--- Start EXTRACTED RECORDS ---

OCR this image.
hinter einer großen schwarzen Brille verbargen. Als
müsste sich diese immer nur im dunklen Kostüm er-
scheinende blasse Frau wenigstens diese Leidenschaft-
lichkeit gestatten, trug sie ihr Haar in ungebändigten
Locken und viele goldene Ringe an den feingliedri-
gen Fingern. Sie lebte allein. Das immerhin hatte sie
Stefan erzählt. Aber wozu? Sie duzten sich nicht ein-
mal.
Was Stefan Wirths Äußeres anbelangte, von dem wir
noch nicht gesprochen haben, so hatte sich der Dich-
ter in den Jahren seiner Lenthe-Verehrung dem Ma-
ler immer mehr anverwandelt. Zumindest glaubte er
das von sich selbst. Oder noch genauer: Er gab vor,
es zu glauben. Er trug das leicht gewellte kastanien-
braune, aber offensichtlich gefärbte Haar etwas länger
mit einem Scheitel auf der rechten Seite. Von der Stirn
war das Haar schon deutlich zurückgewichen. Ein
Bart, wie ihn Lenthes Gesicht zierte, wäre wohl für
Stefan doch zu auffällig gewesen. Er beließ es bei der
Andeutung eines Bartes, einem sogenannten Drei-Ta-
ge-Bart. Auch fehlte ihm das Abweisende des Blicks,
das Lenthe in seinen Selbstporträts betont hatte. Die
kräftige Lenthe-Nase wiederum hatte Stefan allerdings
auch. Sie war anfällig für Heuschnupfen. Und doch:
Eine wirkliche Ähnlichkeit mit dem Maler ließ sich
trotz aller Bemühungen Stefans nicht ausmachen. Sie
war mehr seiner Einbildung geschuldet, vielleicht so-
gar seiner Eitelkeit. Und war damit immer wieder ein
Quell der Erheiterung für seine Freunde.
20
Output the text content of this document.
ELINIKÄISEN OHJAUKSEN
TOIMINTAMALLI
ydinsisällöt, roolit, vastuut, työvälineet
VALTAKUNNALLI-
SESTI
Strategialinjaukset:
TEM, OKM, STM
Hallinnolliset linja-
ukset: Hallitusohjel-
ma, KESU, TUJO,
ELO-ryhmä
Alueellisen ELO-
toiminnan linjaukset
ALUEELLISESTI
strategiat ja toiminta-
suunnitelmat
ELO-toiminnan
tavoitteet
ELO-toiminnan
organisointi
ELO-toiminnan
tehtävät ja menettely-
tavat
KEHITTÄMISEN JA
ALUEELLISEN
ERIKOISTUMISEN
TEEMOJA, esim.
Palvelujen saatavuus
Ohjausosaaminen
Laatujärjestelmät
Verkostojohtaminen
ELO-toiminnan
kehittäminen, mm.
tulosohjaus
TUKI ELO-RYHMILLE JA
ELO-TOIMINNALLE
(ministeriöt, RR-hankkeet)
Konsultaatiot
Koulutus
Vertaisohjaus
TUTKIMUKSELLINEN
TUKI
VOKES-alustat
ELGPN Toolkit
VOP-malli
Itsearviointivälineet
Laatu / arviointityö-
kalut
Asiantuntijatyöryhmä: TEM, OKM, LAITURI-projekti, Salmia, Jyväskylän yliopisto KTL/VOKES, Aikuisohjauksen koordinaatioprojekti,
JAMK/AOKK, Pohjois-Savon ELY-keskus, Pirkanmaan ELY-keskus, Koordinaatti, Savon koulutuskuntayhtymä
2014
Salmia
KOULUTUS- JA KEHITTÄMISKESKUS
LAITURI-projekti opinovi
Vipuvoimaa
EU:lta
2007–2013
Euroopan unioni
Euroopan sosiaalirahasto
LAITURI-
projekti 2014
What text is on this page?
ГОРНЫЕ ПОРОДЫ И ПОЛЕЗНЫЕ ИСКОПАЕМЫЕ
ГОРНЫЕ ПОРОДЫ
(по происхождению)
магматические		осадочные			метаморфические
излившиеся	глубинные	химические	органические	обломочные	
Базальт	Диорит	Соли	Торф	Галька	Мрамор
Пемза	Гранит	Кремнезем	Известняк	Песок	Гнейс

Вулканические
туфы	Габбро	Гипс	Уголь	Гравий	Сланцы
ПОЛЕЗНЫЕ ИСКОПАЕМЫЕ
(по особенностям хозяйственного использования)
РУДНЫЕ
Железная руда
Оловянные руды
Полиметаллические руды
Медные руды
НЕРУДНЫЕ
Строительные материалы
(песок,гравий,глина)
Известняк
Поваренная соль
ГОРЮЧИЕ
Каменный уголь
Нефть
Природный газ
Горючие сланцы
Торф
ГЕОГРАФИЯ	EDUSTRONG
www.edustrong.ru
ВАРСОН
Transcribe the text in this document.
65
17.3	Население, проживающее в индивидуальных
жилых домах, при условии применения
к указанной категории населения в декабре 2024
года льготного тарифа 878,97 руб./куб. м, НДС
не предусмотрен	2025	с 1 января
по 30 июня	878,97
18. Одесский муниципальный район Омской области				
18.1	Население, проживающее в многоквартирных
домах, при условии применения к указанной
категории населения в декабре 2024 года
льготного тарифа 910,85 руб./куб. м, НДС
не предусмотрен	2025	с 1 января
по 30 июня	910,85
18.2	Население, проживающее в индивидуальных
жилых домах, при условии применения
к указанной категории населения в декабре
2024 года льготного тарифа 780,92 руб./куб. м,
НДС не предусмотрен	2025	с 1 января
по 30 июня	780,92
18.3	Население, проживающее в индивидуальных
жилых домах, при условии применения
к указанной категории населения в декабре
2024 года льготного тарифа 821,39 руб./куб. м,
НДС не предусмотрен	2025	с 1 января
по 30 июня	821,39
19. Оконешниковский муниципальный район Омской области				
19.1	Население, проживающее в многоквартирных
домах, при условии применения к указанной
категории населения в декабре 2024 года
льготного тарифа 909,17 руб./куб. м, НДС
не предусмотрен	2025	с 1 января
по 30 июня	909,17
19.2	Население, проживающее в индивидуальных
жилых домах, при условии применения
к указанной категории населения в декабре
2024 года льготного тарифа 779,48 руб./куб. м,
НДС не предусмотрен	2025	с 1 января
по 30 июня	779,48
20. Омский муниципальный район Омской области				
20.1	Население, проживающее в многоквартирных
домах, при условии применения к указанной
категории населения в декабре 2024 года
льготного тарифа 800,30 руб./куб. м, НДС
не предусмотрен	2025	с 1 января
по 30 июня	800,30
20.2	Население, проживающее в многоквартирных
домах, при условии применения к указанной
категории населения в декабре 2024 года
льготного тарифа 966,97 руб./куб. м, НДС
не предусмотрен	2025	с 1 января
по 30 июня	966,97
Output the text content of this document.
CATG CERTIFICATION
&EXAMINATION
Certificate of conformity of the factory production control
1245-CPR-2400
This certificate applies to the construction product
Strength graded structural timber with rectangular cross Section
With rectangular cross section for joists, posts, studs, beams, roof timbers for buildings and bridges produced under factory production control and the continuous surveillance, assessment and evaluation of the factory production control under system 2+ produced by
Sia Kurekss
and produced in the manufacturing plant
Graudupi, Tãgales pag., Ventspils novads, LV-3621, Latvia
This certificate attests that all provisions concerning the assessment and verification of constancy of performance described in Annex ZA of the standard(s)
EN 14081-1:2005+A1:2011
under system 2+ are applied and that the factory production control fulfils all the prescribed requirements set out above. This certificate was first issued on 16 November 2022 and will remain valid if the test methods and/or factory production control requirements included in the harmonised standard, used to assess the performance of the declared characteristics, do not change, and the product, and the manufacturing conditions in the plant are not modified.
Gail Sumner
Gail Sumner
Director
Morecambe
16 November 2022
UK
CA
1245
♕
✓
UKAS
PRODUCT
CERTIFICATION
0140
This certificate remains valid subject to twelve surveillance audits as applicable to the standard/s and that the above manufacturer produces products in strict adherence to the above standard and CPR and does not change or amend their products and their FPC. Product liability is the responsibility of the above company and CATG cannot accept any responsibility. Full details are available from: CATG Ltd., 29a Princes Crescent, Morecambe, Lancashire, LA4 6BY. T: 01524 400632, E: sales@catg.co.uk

--- End EXTRACTED RECORDS ---

▶ YOUR TASK: Every entry should be printed again exactly as it stands.

▶ SOLUTION:
OCR this image.
hinter einer großen schwarzen Brille verbargen. Als
müsste sich diese immer nur im dunklen Kostüm er-
scheinende blasse Frau wenigstens diese Leidenschaft-
lichkeit gestatten, trug sie ihr Haar in ungebändigten
Locken und viele goldene Ringe an den feingliedri-
gen Fingern. Sie lebte allein. Das immerhin hatte sie
Stefan erzählt. Aber wozu? Sie duzten sich nicht ein-
mal.
Was Stefan Wirths Äußeres anbelangte, von dem wir
noch nicht gesprochen haben, so hatte sich der Dich-
ter in den Jahren seiner Lenthe-Verehrung dem Ma-
ler immer mehr anverwandelt. Zumindest glaubte er
das von sich selbst. Oder noch genauer: Er gab vor,
es zu glauben. Er trug das leicht gewellte kastanien-
braune, aber offensichtlich gefärbte Haar etwas länger
mit einem Scheitel auf der rechten Seite. Von der Stirn
war das Haar schon deutlich zurückgewichen. Ein
Bart, wie ihn Lenthes Gesicht zierte, wäre wohl für
Stefan doch zu auffällig gewesen. Er beließ es bei der
Andeutung eines Bartes, einem sogenannten Drei-Ta-
ge-Bart. Auch fehlte ihm das Abweisende des Blicks,
das Lenthe in seinen Selbstporträts betont hatte. Die
kräftige Lenthe-Nase wiederum hatte Stefan allerdings
auch. Sie war anfällig für Heuschnupfen. Und doch:
Eine wirkliche Ähnlichkeit mit dem Maler ließ sich
trotz aller Bemühungen Stefans nicht ausmachen. Sie
war mehr seiner Einbildung geschuldet, vielleicht so-
gar seiner Eitelkeit. Und war damit immer wieder ein
Quell der Erheiterung für seine Freunde.
20
Output the text content of this document.
ELINIKÄISEN OHJAUKSEN
TOIMINTAMALLI
ydinsisällöt, roolit, vastuut, työvälineet
VALTAKUNNALLI-
SESTI
Strategialinjaukset:
TEM, OKM, STM
Hallinnolliset linja-
ukset: Hallitusohjel-
ma, KESU, TUJO,
ELO-ryhmä
Alueellisen ELO-
toiminnan linjaukset
ALUEELLISESTI
strategiat ja toiminta-
suunnitelmat
ELO-toiminnan
tavoitteet
ELO-toiminnan
organisointi
ELO-toiminnan
tehtävät ja menettely-
tavat
KEHITTÄMISEN JA
ALUEELLISEN
ERIKOISTUMISEN
TEEMOJA, esim.
Palvelujen saatavuus
Ohjausosaaminen
Laatujärjestelmät
Verkostojohtaminen
ELO-toiminnan
kehittäminen, mm.
tulosohjaus
TUKI ELO-RYHMILLE JA
ELO-TOIMINNALLE
(ministeriöt, RR-hankkeet)
Konsultaatiot
Koulutus
Vertaisohjaus
TUTKIMUKSELLINEN
TUKI
VOKES-alustat
ELGPN Toolkit
VOP-malli
Itsearviointivälineet
Laatu / arviointityö-
kalut
Asiantuntijatyöryhmä: TEM, OKM, LAITURI-projekti, Salmia, Jyväskylän yliopisto KTL/VOKES, Aikuisohjauksen koordinaatioprojekti,
JAMK/AOKK, Pohjois-Savon ELY-keskus, Pirkanmaan ELY-keskus, Koordinaatti, Savon koulutuskuntayhtymä
2014
Salmia
KOULUTUS- JA KEHITTÄMISKESKUS
LAITURI-projekti opinovi
Vipuvoimaa
EU:lta
2007–2013
Euroopan unioni
Euroopan sosiaalirahasto
LAITURI-
projekti 2014
What text is on this page?
ГОРНЫЕ ПОРОДЫ И ПОЛЕЗНЫЕ ИСКОПАЕМЫЕ
ГОРНЫЕ ПОРОДЫ
(по происхождению)
магматические		осадочные			метаморфические
излившиеся	глубинные	химические	органические	обломочные	
Базальт	Диорит	Соли	Торф	Галька	Мрамор
Пемза	Гранит	Кремнезем	Известняк	Песок	Гнейс

Вулканические
туфы	Габбро	Гипс	Уголь	Гравий	Сланцы
ПОЛЕЗНЫЕ ИСКОПАЕМЫЕ
(по особенностям хозяйственного использования)
РУДНЫЕ
Железная руда
Оловянные руды
Полиметаллические руды
Медные руды
НЕРУДНЫЕ
Строительные материалы
(песок,гравий,глина)
Известняк
Поваренная соль
ГОРЮЧИЕ
Каменный уголь
Нефть
Природный газ
Горючие сланцы
Торф
ГЕОГРАФИЯ	EDUSTRONG
www.edustrong.ru
ВАРСОН
Transcribe the text in this document.
65
17.3	Население, проживающее в индивидуальных
жилых домах, при условии применения
к указанной категории населения в декабре 2024
года льготного тарифа 878,97 руб./куб. м, НДС
не предусмотрен	2025	с 1 января
по 30 июня	878,97
18. Одесский муниципальный район Омской области				
18.1	Население, проживающее в многоквартирных
домах, при условии применения к указанной
категории населения в декабре 2024 года
льготного тарифа 910,85 руб./куб. м, НДС
не предусмотрен	2025	с 1 января
по 30 июня	910,85
18.2	Население, проживающее в индивидуальных
жилых домах, при условии применения
к указанной категории населения в декабре
2024 года льготного тарифа 780,92 руб./куб. м,
НДС не предусмотрен	2025	с 1 января
по 30 июня	780,92
18.3	Население, проживающее в индивидуальных
жилых домах, при условии применения
к указанной категории населения в декабре
2024 года льготного тарифа 821,39 руб./куб. м,
НДС не предусмотрен	2025	с 1 января
по 30 июня	821,39
19. Оконешниковский муниципальный район Омской области				
19.1	Население, проживающее в многоквартирных
домах, при условии применения к указанной
категории населения в декабре 2024 года
льготного тарифа 909,17 руб./куб. м, НДС
не предусмотрен	2025	с 1 января
по 30 июня	909,17
19.2	Население, проживающее в индивидуальных
жилых домах, при условии применения
к указанной категории населения в декабре
2024 года льготного тарифа 779,48 руб./куб. м,
НДС не предусмотрен	2025	с 1 января
по 30 июня	779,48
20. Омский муниципальный район Омской области				
20.1	Население, проживающее в многоквартирных
домах, при условии применения к указанной
категории населения в декабре 2024 года
льготного тарифа 800,30 руб./куб. м, НДС
не предусмотрен	2025	с 1 января
по 30 июня	800,30
20.2	Население, проживающее в многоквартирных
домах, при условии применения к указанной
категории населения в декабре 2024 года
льготного тарифа 966,97 руб./куб. м, НДС
не предусмотрен	2025	с 1 января
по 30 июня	966,97
Output the text content of this document.
CATG CERTIFICATION
&EXAMINATION
Certificate of conformity of the factory production control
1245-CPR-2400
This certificate applies to the construction product
Strength graded structural timber with rectangular cross Section
With rectangular cross section for joists, posts, studs, beams, roof timbers for buildings and bridges produced under factory production control and the continuous surveillance, assessment and evaluation of the factory production control under system 2+ produced by
Sia Kurekss
and produced in the manufacturing plant
Graudupi, Tãgales pag., Ventspils novads, LV-3621, Latvia
This certificate attests that all provisions concerning the assessment and verification of constancy of performance described in Annex ZA of the standard(s)
EN 14081-1:2005+A1:2011
under system 2+ are applied and that the factory production control fulfils all the prescribed requirements set out above. This certificate was first issued on 16 November 2022 and will remain valid if the test methods and/or factory production control requirements included in the harmonised standard, used to assess the performance of the declared characteristics, do not change, and the product, and the manufacturing conditions in the plant are not modified.
Gail Sumner
Gail Sumner
Director
Morecambe
16 November 2022
UK
CA
1245
♕
✓
UKAS
PRODUCT
CERTIFICATION
0140
This certificate remains valid subject to twelve surveillance audits as applicable to the standard/s and that the above manufacturer produces products in strict adherence to the above standard and CPR and does not change or amend their products and their FPC. Product liability is the responsibility of the above company and CATG cannot accept any responsibility. Full details are available from: CATG Ltd., 29a Princes Crescent, Morecambe, Lancashire, LA4 6BY. T: 01524 400632, E: sales@catg.co.uk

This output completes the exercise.